Problem details: Select all lines in the records that include "structure".

Records provided:
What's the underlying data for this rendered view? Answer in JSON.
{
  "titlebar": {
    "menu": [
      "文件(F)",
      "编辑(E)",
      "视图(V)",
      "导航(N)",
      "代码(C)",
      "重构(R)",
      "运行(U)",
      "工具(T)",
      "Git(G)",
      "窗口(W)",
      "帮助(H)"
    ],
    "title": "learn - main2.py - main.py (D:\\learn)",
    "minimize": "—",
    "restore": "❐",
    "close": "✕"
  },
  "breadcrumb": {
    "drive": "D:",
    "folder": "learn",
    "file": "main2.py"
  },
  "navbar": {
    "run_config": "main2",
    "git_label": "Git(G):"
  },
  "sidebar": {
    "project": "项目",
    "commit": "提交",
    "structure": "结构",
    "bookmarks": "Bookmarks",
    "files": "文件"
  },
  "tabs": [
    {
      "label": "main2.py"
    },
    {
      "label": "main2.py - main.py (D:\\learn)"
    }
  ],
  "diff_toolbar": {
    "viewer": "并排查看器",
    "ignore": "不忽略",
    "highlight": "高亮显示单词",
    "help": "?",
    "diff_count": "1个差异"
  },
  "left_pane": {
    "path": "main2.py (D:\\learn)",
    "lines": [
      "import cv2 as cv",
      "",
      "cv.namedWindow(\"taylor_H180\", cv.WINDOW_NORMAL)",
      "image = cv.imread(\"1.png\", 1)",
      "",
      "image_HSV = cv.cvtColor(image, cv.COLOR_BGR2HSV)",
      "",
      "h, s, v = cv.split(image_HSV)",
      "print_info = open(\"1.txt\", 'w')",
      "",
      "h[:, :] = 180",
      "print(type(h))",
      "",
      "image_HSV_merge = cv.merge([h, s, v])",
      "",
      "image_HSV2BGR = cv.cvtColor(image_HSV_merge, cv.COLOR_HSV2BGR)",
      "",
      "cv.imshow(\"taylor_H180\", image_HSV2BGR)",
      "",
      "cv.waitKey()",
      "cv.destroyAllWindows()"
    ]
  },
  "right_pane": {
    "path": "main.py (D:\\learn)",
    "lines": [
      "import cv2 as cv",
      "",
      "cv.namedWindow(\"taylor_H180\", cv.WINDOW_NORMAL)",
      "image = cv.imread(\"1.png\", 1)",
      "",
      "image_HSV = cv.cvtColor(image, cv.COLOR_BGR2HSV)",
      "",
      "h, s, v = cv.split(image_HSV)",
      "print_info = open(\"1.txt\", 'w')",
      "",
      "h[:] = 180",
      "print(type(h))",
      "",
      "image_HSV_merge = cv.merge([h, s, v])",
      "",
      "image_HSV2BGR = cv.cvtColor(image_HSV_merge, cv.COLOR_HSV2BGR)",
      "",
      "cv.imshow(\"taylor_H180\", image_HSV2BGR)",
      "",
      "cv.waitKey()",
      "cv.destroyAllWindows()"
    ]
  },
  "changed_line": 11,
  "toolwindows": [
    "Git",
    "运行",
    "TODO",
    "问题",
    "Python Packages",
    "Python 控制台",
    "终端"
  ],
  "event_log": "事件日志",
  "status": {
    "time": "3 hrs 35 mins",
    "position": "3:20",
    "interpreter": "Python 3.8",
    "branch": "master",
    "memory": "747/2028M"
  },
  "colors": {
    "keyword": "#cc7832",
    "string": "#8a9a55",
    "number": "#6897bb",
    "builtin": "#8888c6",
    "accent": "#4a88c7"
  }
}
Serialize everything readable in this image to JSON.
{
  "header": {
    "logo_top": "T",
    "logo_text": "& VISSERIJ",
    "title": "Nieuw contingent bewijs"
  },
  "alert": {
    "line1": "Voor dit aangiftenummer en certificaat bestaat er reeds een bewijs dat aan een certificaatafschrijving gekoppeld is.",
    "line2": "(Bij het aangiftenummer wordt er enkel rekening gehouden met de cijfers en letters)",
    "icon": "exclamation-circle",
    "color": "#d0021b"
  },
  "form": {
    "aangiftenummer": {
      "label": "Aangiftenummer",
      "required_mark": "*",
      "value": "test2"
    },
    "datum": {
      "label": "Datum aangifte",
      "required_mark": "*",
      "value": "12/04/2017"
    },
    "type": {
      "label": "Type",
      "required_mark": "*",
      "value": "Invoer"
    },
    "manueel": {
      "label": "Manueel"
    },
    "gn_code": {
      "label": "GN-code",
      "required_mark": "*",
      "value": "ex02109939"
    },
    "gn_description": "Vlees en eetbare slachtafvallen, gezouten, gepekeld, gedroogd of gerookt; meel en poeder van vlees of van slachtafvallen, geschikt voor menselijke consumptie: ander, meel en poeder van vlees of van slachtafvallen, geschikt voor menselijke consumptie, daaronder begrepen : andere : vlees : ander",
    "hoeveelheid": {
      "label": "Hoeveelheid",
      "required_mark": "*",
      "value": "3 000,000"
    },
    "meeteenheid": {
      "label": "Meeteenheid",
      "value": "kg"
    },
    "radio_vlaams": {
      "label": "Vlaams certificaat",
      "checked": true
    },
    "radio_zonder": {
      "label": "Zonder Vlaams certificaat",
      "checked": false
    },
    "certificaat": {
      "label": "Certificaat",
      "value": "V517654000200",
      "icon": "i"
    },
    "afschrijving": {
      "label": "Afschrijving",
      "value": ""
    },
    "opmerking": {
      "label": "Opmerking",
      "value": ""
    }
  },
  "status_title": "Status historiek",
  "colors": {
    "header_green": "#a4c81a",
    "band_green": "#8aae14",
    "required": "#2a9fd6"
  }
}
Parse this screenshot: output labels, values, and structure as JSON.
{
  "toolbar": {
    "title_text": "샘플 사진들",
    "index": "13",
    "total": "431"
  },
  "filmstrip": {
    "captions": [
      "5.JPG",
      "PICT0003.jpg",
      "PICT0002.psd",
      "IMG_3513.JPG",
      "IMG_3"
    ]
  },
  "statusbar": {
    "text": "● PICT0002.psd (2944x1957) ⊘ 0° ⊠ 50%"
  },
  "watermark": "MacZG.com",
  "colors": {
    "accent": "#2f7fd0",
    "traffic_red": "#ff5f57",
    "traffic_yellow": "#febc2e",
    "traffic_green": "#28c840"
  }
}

Answer to the task:
    "structure": "结构",
Parse this screenshot: output labels, values, and structure as JSON.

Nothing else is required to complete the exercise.